▸ **WHAT IS EXPECTED**
Transcribe each entry below exactly. Pictures do not go in the copy.
=== DATA EXTRACT ===
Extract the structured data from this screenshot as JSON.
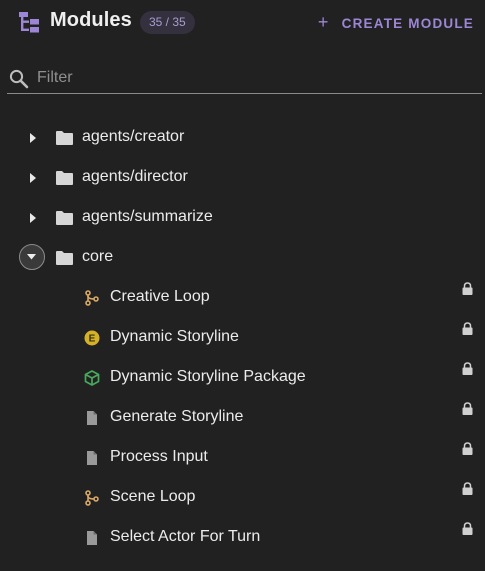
{
  "header": {
    "title": "Modules",
    "count": "35 / 35",
    "create_label": "CREATE MODULE",
    "plus_glyph": "+"
  },
  "filter": {
    "placeholder": "Filter",
    "value": ""
  },
  "colors": {
    "background": "#212121",
    "accent": "#9e86d6",
    "badge_bg": "#34303d",
    "flow_icon": "#d9a766",
    "event_icon": "#d4b12a",
    "package_icon": "#49a85c"
  },
  "tree": {
    "folders": [
      {
        "label": "agents/creator",
        "expanded": false,
        "icon": "folder-icon"
      },
      {
        "label": "agents/director",
        "expanded": false,
        "icon": "folder-icon"
      },
      {
        "label": "agents/summarize",
        "expanded": false,
        "icon": "folder-icon"
      },
      {
        "label": "core",
        "expanded": true,
        "icon": "folder-icon"
      }
    ],
    "core_items": [
      {
        "label": "Creative Loop",
        "icon": "flow-icon",
        "locked": true
      },
      {
        "label": "Dynamic Storyline",
        "icon": "event-icon",
        "locked": true
      },
      {
        "label": "Dynamic Storyline Package",
        "icon": "package-icon",
        "locked": true
      },
      {
        "label": "Generate Storyline",
        "icon": "file-icon",
        "locked": true
      },
      {
        "label": "Process Input",
        "icon": "file-icon",
        "locked": true
      },
      {
        "label": "Scene Loop",
        "icon": "flow-icon",
        "locked": true
      },
      {
        "label": "Select Actor For Turn",
        "icon": "file-icon",
        "locked": true
      }
    ]
  }
}
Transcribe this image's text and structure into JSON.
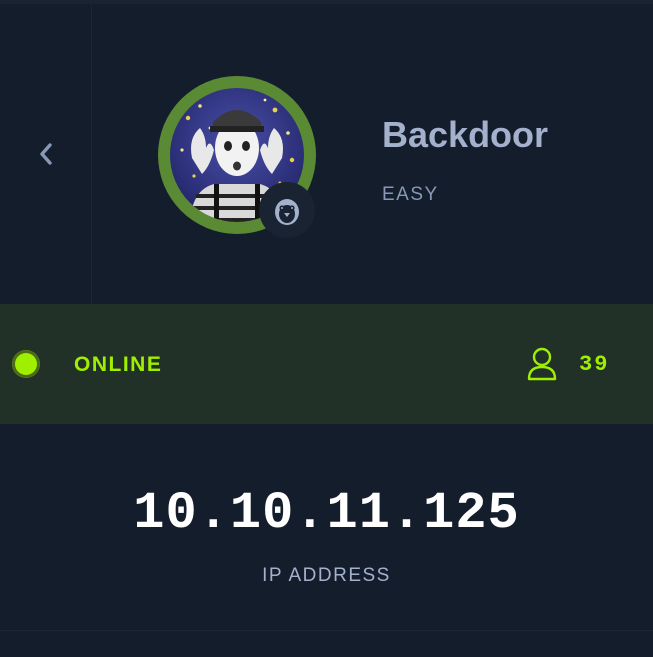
{
  "header": {
    "back_icon": "chevron-left-icon",
    "machine_name": "Backdoor",
    "difficulty": "EASY",
    "os_icon": "linux-penguin-icon"
  },
  "status": {
    "label": "ONLINE",
    "users_icon": "user-icon",
    "users_count": "39"
  },
  "ip": {
    "value": "10.10.11.125",
    "label": "IP ADDRESS"
  },
  "colors": {
    "background": "#141d2b",
    "status_background": "#223127",
    "accent_green": "#9fef00",
    "avatar_ring": "#5b8a34",
    "title_text": "#a4b1cd",
    "difficulty_text": "#8799b5",
    "ip_text": "#ffffff"
  }
}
===
▸ **RESULT OF THIS EXERCISE**
Extract the structured data from this screenshot as JSON.
{
  "header": {
    "title": "Modules",
    "count": "35 / 35",
    "create_label": "CREATE MODULE",
    "plus_glyph": "+"
  },
  "filter": {
    "placeholder": "Filter",
    "value": ""
  },
  "colors": {
    "background": "#212121",
    "accent": "#9e86d6",
    "badge_bg": "#34303d",
    "flow_icon": "#d9a766",
    "event_icon": "#d4b12a",
    "package_icon": "#49a85c"
  },
  "tree": {
    "folders": [
      {
        "label": "agents/creator",
        "expanded": false,
        "icon": "folder-icon"
      },
      {
        "label": "agents/director",
        "expanded": false,
        "icon": "folder-icon"
      },
      {
        "label": "agents/summarize",
        "expanded": false,
        "icon": "folder-icon"
      },
      {
        "label": "core",
        "expanded": true,
        "icon": "folder-icon"
      }
    ],
    "core_items": [
      {
        "label": "Creative Loop",
        "icon": "flow-icon",
        "locked": true
      },
      {
        "label": "Dynamic Storyline",
        "icon": "event-icon",
        "locked": true
      },
      {
        "label": "Dynamic Storyline Package",
        "icon": "package-icon",
        "locked": true
      },
      {
        "label": "Generate Storyline",
        "icon": "file-icon",
        "locked": true
      },
      {
        "label": "Process Input",
        "icon": "file-icon",
        "locked": true
      },
      {
        "label": "Scene Loop",
        "icon": "flow-icon",
        "locked": true
      },
      {
        "label": "Select Actor For Turn",
        "icon": "file-icon",
        "locked": true
      }
    ]
  }
}
Transcribe this image's text and structure into JSON.
{
  "header": {
    "back_icon": "chevron-left-icon",
    "machine_name": "Backdoor",
    "difficulty": "EASY",
    "os_icon": "linux-penguin-icon"
  },
  "status": {
    "label": "ONLINE",
    "users_icon": "user-icon",
    "users_count": "39"
  },
  "ip": {
    "value": "10.10.11.125",
    "label": "IP ADDRESS"
  },
  "colors": {
    "background": "#141d2b",
    "status_background": "#223127",
    "accent_green": "#9fef00",
    "avatar_ring": "#5b8a34",
    "title_text": "#a4b1cd",
    "difficulty_text": "#8799b5",
    "ip_text": "#ffffff"
  }
}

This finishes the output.